Input for this task:
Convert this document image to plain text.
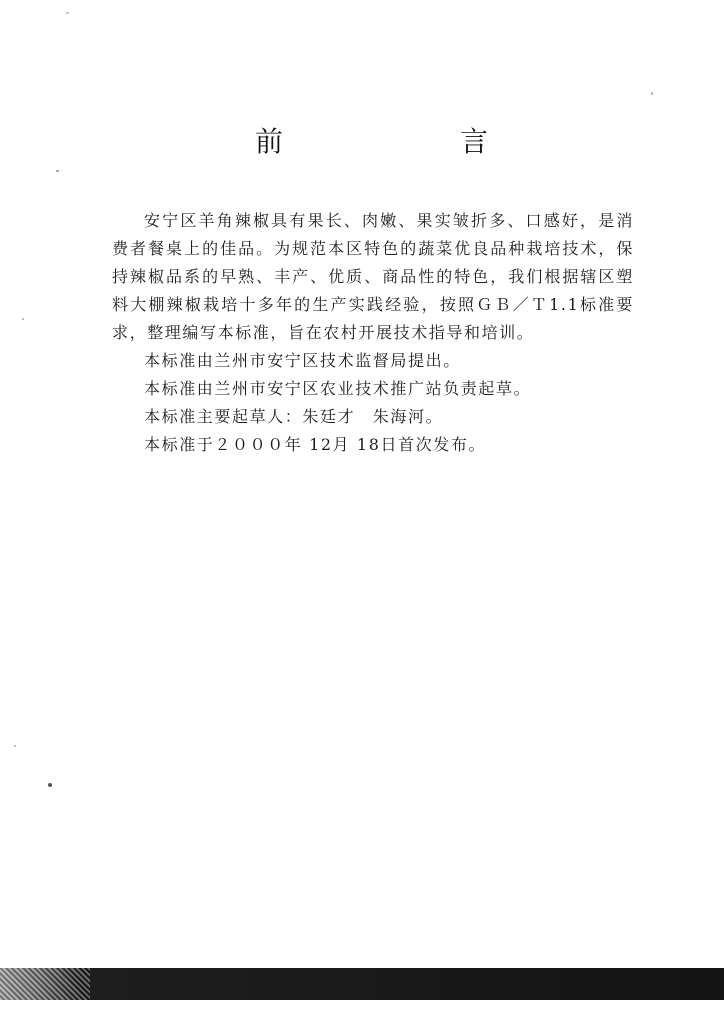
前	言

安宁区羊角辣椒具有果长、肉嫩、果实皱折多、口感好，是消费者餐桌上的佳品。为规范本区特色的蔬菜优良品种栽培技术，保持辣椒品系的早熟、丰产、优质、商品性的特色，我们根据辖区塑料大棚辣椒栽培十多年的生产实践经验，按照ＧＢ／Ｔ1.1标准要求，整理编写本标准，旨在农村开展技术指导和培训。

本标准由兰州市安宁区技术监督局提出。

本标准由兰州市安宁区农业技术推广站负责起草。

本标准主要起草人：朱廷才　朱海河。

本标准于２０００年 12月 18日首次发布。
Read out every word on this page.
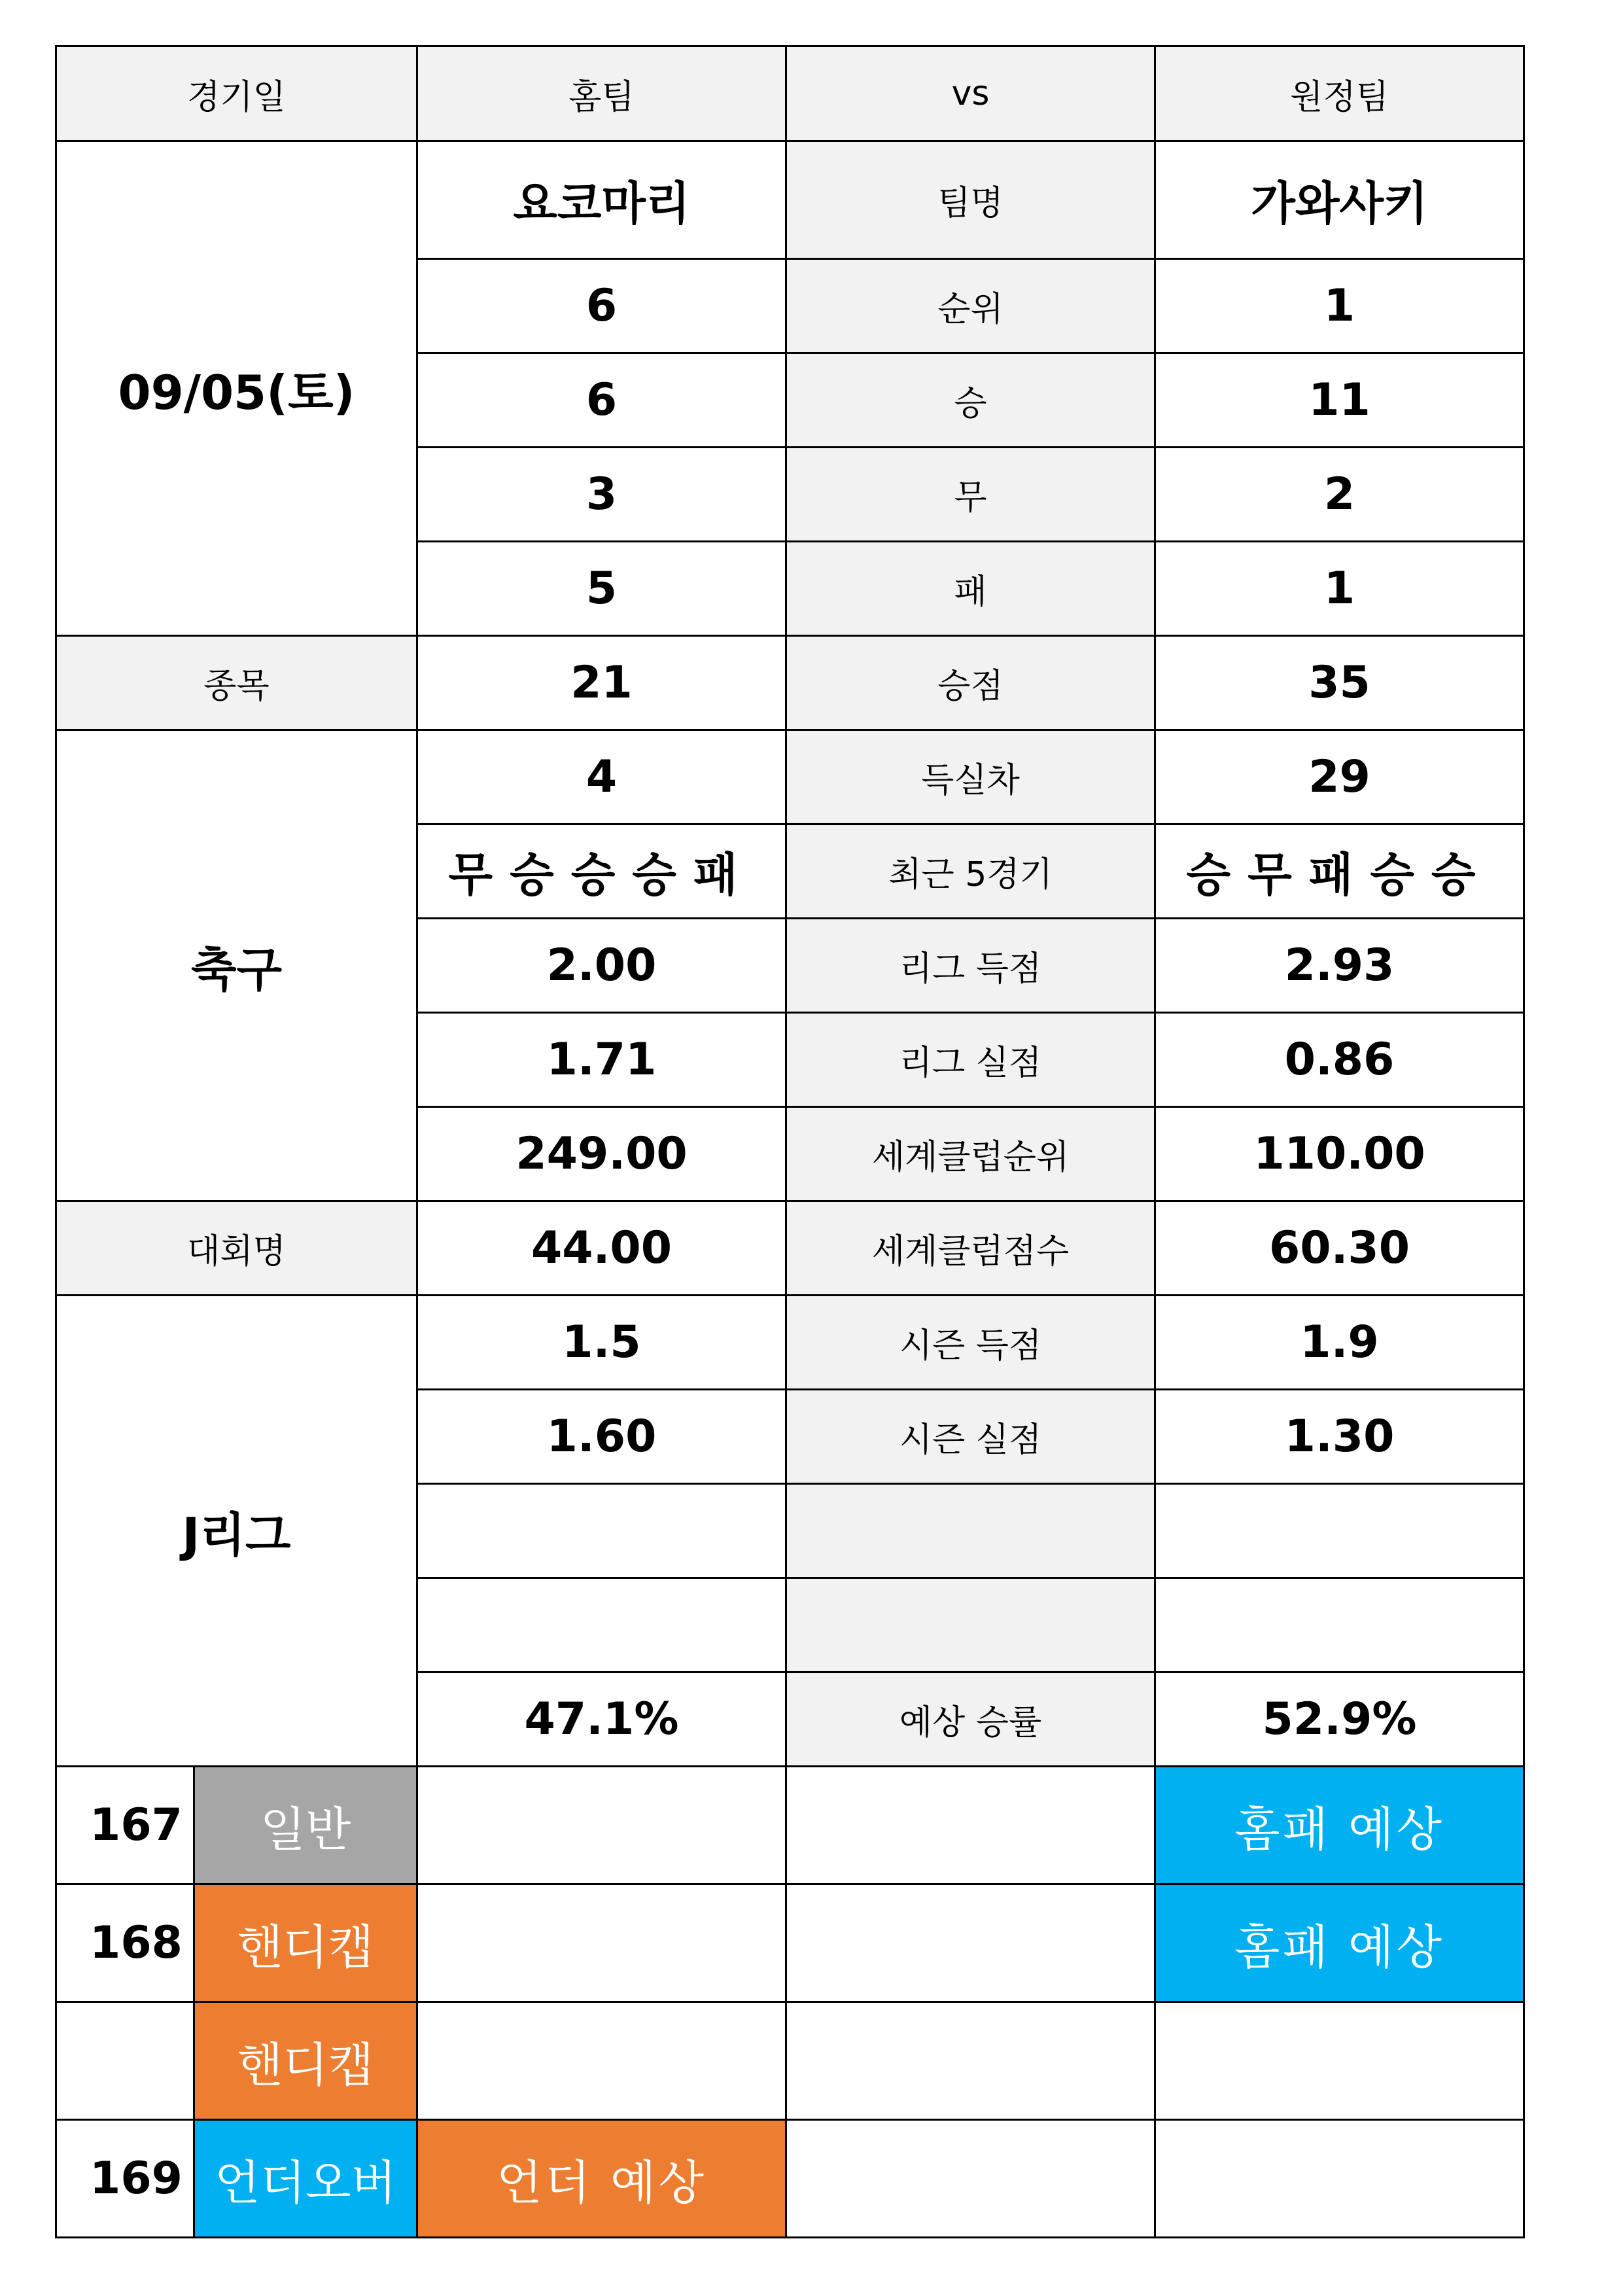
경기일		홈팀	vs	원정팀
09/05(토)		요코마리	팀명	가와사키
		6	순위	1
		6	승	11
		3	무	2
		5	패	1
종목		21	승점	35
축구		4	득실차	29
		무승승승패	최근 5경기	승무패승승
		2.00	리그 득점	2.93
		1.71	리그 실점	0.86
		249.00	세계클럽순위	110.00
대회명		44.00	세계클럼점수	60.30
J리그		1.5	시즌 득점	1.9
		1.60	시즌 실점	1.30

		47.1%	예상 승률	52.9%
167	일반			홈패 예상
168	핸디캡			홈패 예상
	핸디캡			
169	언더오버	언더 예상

Your goal: Omit the pictures. Output every record above word for word.

Task answer:
Convert this document image to plain text.
前	言

安宁区羊角辣椒具有果长、肉嫩、果实皱折多、口感好，是消费者餐桌上的佳品。为规范本区特色的蔬菜优良品种栽培技术，保持辣椒品系的早熟、丰产、优质、商品性的特色，我们根据辖区塑料大棚辣椒栽培十多年的生产实践经验，按照ＧＢ／Ｔ1.1标准要求，整理编写本标准，旨在农村开展技术指导和培训。

本标准由兰州市安宁区技术监督局提出。

本标准由兰州市安宁区农业技术推广站负责起草。

本标准主要起草人：朱廷才　朱海河。

本标准于２０００年 12月 18日首次发布。
Read out every word on this page.
경기일		홈팀	vs	원정팀
09/05(토)		요코마리	팀명	가와사키
		6	순위	1
		6	승	11
		3	무	2
		5	패	1
종목		21	승점	35
축구		4	득실차	29
		무승승승패	최근 5경기	승무패승승
		2.00	리그 득점	2.93
		1.71	리그 실점	0.86
		249.00	세계클럽순위	110.00
대회명		44.00	세계클럼점수	60.30
J리그		1.5	시즌 득점	1.9
		1.60	시즌 실점	1.30

		47.1%	예상 승률	52.9%
167	일반			홈패 예상
168	핸디캡			홈패 예상
	핸디캡			
169	언더오버	언더 예상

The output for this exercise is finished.